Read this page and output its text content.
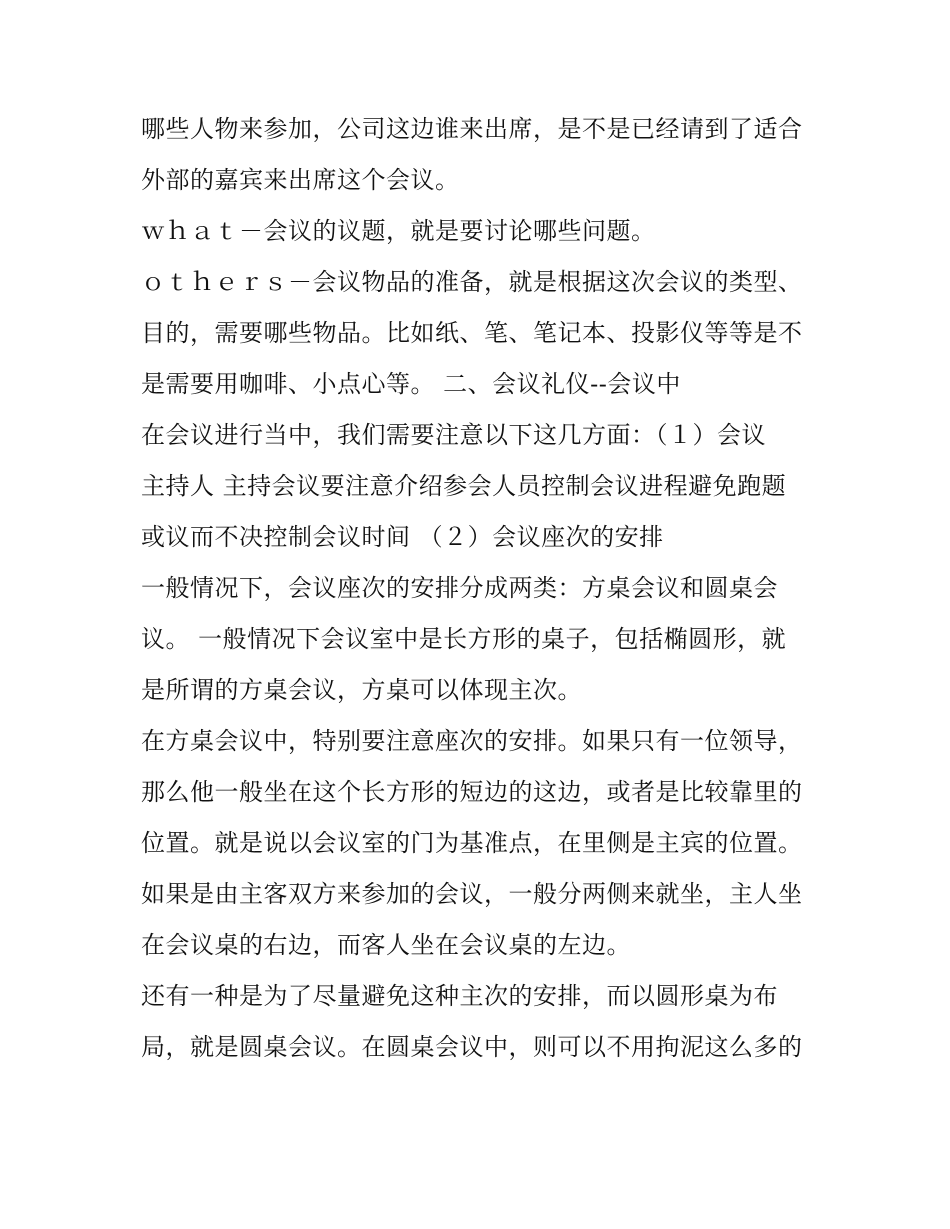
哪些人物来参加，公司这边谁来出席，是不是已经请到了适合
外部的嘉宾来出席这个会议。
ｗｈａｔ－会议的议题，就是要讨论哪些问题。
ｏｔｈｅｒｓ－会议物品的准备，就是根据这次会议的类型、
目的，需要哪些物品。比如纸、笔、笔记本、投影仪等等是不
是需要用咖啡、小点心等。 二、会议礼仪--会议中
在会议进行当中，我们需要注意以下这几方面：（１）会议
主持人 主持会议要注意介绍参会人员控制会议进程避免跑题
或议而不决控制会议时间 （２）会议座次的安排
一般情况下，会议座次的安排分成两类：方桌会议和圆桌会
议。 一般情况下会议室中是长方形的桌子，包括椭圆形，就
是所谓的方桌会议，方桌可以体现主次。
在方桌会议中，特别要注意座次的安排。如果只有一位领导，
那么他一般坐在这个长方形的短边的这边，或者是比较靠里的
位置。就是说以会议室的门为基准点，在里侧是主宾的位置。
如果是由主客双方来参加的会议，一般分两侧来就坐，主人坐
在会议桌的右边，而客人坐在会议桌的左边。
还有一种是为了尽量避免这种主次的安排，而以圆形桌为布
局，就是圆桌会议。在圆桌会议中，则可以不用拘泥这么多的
-.-.-
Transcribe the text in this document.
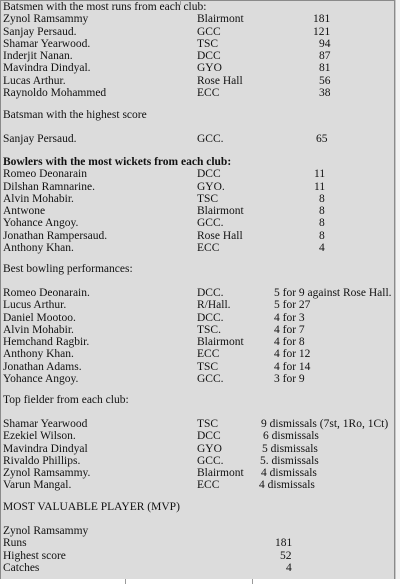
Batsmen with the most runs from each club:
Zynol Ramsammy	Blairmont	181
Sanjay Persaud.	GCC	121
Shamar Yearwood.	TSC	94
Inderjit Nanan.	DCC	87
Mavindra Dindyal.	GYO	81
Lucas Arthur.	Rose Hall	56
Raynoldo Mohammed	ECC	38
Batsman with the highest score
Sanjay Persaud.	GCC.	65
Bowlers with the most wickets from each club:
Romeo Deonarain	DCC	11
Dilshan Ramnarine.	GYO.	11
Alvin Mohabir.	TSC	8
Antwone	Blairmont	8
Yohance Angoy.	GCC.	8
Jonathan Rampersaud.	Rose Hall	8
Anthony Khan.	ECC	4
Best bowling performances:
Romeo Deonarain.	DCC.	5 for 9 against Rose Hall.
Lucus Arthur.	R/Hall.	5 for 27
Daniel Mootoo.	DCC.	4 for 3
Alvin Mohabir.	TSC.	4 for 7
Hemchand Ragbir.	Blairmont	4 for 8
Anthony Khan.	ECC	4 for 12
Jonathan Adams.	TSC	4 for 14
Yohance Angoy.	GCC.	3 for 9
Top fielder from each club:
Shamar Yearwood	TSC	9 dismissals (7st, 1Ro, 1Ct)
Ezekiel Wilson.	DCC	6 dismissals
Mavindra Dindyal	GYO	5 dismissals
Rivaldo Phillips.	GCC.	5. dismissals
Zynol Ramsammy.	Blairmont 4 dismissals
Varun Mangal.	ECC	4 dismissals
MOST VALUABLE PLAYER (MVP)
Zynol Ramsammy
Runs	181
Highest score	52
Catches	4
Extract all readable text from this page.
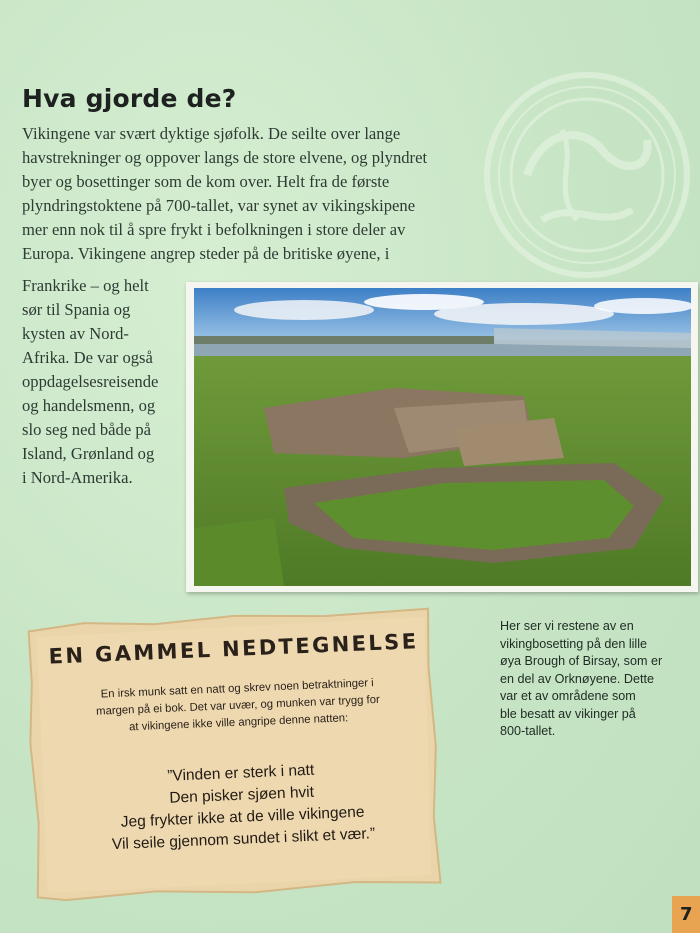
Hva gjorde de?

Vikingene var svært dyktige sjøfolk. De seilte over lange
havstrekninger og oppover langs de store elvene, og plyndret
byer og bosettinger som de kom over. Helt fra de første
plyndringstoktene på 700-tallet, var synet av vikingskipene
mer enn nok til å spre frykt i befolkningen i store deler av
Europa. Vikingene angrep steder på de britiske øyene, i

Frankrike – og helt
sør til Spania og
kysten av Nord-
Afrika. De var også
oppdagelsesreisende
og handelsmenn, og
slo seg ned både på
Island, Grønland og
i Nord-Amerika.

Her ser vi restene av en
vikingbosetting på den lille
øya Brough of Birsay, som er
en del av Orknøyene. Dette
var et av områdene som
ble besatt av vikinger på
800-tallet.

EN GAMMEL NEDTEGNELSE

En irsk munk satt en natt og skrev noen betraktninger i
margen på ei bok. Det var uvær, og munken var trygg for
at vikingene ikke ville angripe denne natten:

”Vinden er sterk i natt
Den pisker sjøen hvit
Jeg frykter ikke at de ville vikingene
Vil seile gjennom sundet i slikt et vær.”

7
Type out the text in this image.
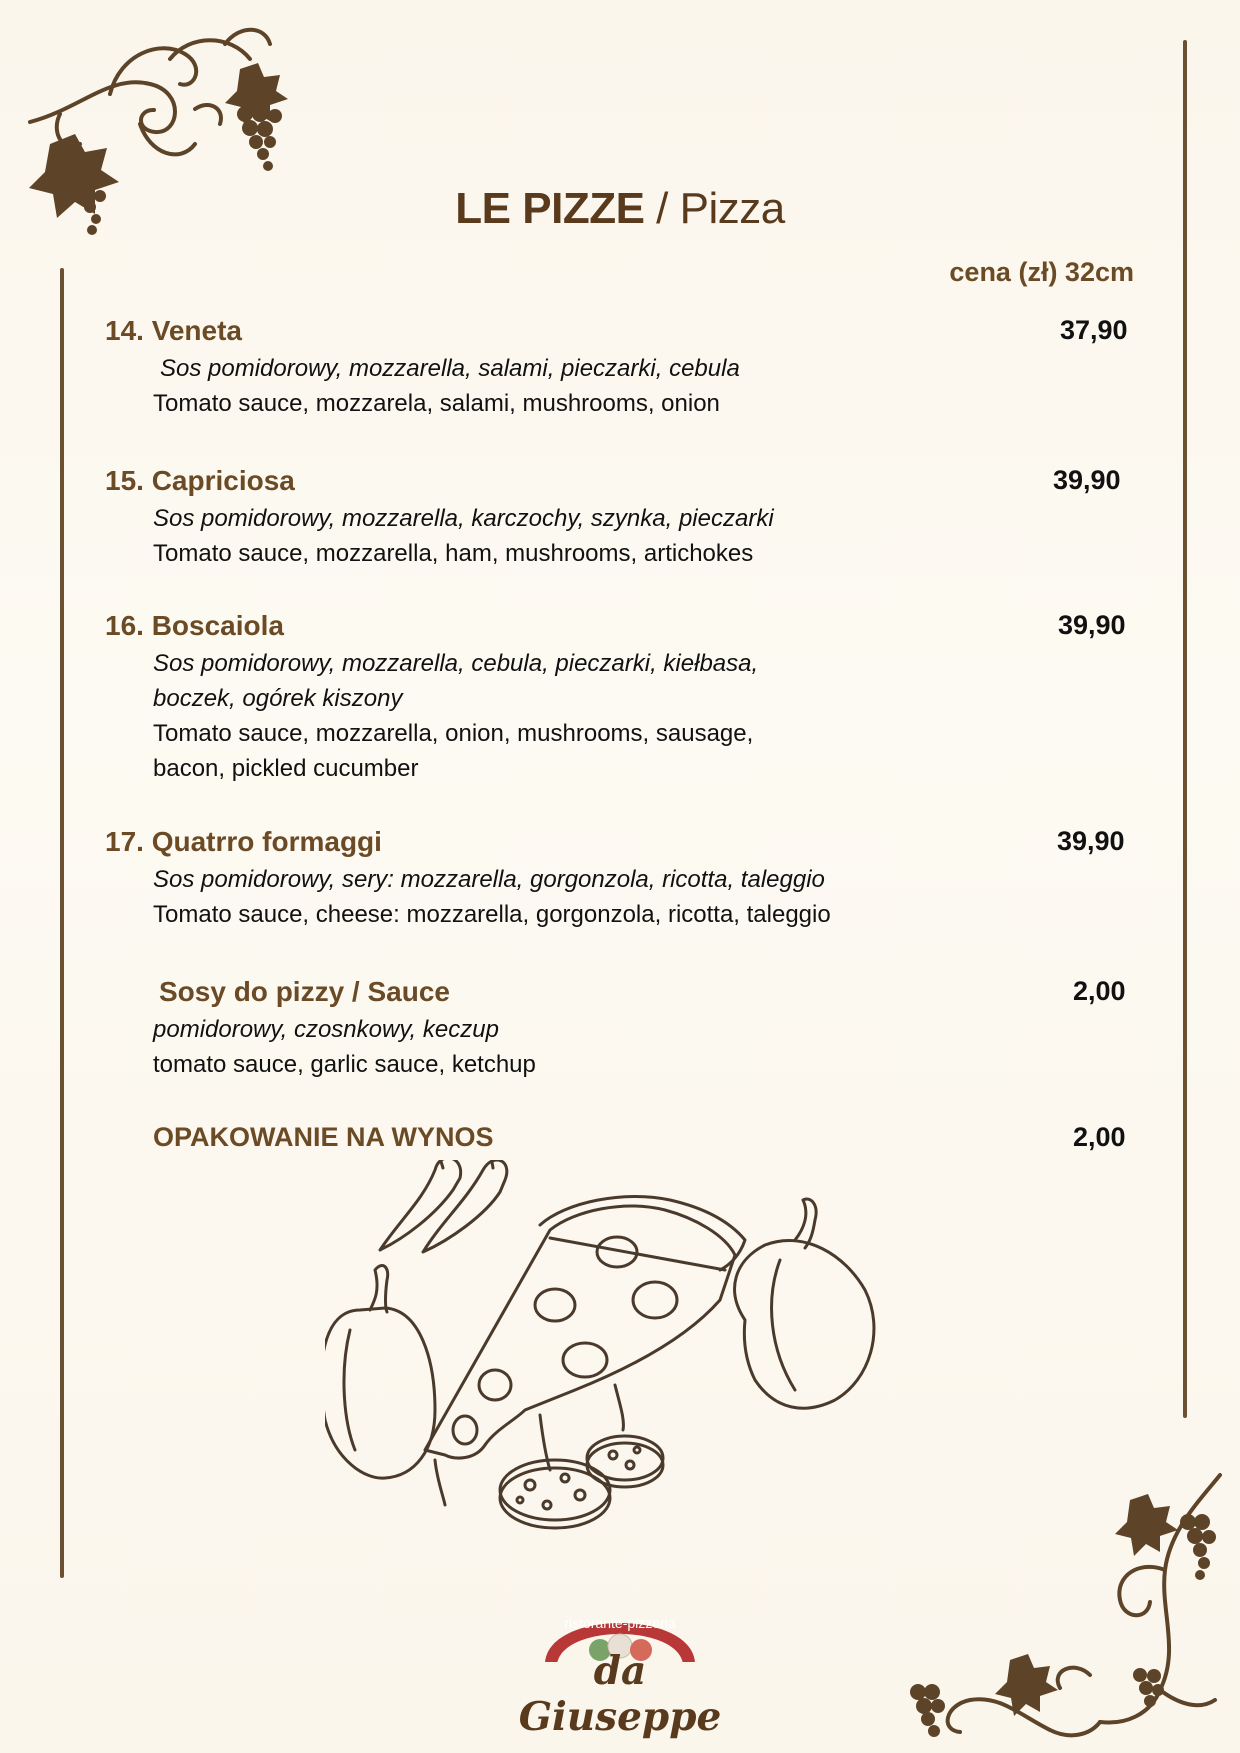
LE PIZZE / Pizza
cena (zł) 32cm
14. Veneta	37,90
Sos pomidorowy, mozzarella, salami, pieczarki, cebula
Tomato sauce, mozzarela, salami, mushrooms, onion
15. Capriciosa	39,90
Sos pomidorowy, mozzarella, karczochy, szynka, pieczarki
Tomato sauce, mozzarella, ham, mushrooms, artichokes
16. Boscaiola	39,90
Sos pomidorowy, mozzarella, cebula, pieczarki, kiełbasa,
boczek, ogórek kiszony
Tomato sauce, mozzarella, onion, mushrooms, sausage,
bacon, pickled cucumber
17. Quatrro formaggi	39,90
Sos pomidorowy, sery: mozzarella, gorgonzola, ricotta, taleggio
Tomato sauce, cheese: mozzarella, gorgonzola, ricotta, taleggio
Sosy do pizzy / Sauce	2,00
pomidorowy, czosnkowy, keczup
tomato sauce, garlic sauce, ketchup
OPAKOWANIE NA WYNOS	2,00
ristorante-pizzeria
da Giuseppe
-.-.-
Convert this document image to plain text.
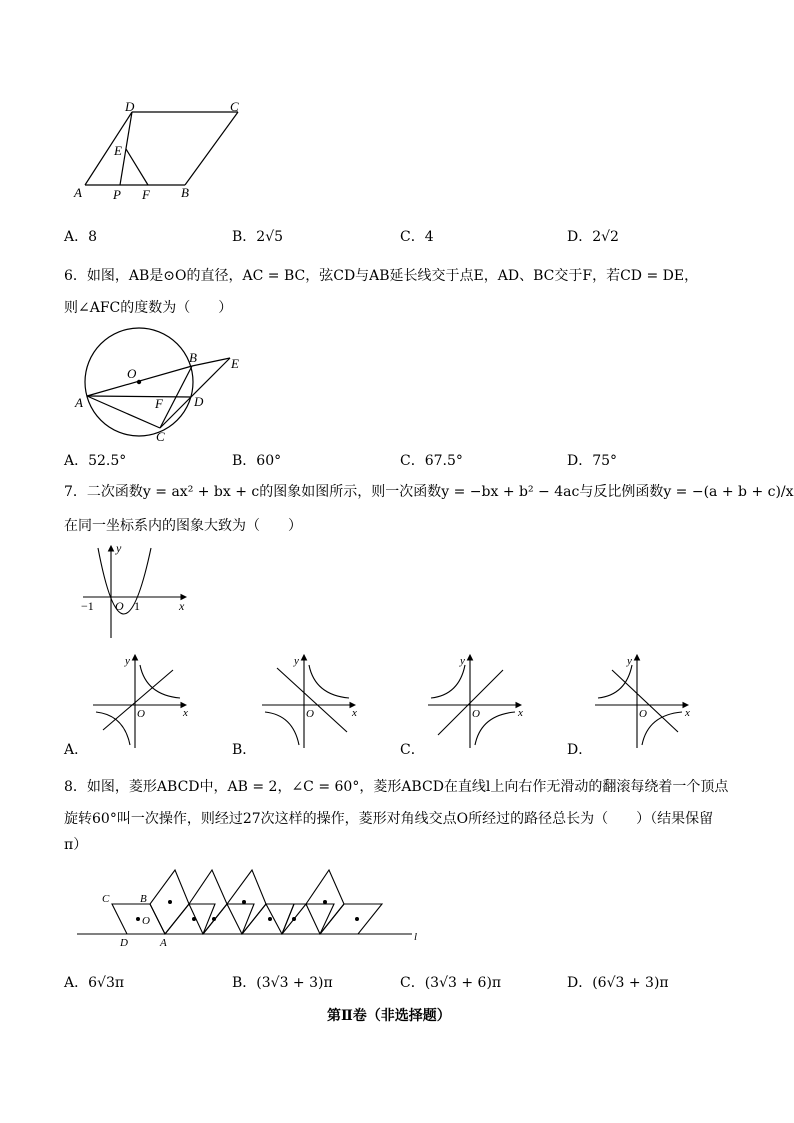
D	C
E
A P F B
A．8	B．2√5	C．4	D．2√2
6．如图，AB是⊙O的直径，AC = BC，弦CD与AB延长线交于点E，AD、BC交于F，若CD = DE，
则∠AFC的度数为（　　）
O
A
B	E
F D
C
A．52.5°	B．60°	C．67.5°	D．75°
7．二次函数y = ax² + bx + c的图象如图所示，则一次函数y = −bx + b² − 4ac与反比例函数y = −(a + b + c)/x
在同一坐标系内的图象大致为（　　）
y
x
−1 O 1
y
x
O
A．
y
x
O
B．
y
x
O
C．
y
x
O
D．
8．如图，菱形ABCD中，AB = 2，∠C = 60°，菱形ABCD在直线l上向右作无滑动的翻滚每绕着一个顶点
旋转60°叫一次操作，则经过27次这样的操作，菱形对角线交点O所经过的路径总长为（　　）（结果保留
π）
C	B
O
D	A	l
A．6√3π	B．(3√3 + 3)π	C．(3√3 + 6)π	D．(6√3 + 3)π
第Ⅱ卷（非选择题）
-.-.-
## [WHAT THE TASK ASKS]
In the records shown above, how many lines include the word "Hall"? Answer with the number only.

## [TASK RESULT]
4